» **Given task**
Count the lines below that contain the word "tisztítása". Give only the number.
%%
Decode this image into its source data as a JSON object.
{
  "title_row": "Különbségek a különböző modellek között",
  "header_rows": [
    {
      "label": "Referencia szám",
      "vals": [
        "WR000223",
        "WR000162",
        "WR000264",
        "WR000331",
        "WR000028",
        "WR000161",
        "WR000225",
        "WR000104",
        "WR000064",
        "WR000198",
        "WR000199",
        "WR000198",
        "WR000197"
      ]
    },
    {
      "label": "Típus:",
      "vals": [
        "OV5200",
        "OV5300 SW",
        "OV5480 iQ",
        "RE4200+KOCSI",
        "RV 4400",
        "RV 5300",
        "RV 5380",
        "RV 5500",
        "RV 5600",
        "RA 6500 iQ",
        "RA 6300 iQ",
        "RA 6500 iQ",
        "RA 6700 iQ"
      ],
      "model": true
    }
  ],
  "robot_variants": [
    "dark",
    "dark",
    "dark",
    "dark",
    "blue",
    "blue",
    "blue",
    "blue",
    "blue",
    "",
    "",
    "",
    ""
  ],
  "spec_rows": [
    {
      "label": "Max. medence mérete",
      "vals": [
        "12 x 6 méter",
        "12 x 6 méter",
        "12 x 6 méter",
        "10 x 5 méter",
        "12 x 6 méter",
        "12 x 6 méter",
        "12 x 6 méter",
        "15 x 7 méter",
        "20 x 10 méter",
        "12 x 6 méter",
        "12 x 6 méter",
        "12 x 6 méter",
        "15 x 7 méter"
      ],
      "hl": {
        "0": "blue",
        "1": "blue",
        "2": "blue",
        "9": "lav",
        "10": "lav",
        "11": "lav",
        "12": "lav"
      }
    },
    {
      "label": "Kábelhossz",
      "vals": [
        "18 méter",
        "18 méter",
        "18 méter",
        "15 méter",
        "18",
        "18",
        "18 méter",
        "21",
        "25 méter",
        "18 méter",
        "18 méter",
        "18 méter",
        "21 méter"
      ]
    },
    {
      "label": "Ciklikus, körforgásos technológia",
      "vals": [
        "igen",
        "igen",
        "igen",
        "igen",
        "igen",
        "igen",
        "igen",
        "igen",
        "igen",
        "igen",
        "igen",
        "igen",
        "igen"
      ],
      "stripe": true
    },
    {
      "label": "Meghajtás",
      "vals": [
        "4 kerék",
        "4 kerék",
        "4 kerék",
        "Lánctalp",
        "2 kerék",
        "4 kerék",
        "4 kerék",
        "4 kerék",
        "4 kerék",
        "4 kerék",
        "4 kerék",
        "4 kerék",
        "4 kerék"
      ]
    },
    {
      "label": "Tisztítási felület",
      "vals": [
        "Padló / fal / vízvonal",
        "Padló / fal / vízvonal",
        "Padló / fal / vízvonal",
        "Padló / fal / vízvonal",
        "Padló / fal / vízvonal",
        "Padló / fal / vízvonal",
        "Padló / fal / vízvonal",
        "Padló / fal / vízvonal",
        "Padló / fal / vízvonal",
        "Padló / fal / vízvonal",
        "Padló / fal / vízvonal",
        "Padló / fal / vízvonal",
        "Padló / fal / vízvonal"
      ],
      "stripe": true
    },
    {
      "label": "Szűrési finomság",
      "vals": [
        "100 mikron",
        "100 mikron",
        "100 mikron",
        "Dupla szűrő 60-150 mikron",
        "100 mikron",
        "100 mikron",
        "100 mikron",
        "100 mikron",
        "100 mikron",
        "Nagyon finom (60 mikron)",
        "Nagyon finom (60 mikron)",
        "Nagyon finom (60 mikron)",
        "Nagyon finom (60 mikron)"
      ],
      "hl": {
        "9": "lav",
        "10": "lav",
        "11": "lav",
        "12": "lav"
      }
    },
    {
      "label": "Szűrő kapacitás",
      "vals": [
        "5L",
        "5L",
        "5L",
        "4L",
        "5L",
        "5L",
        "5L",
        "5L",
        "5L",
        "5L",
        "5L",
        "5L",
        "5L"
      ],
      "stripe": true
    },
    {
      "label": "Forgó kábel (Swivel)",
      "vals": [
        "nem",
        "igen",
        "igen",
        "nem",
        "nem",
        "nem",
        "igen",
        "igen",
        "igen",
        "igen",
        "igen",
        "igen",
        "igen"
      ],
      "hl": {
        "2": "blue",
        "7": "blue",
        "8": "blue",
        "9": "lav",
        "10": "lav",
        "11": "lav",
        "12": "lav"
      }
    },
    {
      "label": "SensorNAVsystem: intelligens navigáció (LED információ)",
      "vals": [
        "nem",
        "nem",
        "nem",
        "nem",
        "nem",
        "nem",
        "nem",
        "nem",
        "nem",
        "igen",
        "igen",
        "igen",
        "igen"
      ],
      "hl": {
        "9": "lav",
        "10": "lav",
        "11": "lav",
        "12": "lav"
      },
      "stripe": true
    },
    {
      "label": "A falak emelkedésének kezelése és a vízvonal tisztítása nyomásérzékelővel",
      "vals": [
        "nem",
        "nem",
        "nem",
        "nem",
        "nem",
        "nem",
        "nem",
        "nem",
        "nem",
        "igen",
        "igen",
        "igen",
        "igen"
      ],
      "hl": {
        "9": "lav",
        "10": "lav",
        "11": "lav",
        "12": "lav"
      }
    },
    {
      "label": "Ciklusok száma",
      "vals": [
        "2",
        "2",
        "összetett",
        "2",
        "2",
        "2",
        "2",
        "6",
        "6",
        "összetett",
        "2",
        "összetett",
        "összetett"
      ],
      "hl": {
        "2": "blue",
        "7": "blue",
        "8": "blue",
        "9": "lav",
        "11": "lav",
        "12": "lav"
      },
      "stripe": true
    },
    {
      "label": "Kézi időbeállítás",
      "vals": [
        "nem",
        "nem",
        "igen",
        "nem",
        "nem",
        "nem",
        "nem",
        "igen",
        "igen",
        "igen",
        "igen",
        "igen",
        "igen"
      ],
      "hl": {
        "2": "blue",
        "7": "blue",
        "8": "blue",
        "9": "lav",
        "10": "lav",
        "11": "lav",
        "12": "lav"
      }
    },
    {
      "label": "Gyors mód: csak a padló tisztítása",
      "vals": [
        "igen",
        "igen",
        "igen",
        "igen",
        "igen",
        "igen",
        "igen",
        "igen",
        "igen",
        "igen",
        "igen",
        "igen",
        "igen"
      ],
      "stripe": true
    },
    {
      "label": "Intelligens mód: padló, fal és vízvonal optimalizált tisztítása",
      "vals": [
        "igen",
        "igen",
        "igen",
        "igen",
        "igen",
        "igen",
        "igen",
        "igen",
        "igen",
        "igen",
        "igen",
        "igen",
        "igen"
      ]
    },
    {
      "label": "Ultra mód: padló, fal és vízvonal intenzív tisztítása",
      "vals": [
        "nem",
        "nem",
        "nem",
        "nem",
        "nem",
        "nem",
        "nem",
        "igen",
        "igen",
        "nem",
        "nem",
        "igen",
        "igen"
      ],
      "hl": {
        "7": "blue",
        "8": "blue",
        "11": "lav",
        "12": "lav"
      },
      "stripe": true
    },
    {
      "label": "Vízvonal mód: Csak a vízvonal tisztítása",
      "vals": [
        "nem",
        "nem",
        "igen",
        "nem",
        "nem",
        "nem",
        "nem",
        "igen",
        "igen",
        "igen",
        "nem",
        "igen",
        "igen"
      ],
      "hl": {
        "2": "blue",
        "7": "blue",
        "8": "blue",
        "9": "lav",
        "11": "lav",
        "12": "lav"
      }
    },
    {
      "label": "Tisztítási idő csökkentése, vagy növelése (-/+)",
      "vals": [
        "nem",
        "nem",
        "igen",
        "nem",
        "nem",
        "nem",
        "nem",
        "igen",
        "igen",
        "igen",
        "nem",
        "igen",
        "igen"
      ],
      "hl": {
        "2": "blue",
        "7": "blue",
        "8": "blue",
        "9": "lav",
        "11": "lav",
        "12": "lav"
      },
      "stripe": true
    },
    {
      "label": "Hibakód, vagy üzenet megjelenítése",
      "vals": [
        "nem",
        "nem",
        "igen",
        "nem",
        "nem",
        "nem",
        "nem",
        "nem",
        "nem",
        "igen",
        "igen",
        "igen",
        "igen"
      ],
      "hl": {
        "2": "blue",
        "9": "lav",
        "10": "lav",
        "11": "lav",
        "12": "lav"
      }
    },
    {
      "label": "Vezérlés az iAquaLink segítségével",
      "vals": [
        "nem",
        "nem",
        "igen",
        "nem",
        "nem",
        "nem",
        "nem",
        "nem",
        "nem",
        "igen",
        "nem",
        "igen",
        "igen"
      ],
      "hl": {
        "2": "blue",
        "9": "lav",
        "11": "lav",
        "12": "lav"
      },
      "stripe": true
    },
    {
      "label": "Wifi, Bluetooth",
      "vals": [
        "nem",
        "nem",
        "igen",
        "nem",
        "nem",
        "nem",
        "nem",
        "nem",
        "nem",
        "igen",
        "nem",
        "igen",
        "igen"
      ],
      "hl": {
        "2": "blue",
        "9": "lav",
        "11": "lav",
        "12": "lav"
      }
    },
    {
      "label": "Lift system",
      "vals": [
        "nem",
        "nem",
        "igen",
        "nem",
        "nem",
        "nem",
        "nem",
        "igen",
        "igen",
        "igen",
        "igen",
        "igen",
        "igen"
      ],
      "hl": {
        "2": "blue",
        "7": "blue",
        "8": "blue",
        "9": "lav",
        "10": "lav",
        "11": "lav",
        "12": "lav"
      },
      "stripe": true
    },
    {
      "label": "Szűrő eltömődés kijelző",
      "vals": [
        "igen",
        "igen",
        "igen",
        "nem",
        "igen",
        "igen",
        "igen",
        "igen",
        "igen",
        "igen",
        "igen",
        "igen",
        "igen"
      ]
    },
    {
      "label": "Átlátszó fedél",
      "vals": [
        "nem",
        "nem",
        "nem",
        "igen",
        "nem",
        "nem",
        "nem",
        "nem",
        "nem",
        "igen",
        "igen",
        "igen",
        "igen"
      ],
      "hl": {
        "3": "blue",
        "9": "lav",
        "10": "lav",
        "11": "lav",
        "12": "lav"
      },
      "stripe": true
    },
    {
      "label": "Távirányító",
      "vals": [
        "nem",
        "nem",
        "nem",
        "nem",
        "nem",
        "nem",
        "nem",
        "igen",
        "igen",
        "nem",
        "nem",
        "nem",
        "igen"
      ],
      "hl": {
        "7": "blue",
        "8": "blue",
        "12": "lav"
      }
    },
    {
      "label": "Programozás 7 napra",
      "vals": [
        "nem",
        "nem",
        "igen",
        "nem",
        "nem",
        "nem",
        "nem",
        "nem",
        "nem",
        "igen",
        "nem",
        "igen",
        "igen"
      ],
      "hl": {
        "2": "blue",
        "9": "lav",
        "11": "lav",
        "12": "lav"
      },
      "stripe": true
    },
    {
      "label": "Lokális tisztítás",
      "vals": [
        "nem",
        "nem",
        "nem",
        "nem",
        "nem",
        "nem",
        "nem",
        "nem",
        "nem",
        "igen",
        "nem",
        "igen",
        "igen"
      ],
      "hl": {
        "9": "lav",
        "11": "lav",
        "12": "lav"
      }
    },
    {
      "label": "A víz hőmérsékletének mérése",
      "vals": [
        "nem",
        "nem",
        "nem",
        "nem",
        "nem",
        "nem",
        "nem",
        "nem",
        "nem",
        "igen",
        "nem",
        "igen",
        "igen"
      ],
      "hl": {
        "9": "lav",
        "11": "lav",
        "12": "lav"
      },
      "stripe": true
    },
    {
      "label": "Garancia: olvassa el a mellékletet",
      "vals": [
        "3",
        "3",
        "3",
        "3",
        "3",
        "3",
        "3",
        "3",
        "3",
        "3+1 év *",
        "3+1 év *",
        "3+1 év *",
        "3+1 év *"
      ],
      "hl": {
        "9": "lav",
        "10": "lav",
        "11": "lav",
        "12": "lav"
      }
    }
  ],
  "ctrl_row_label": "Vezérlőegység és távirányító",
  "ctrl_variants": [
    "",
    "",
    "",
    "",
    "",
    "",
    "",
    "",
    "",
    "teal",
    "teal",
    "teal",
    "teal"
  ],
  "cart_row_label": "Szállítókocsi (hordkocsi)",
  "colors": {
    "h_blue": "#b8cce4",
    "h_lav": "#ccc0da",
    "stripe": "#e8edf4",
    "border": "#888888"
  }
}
%%
» **Written solution**
5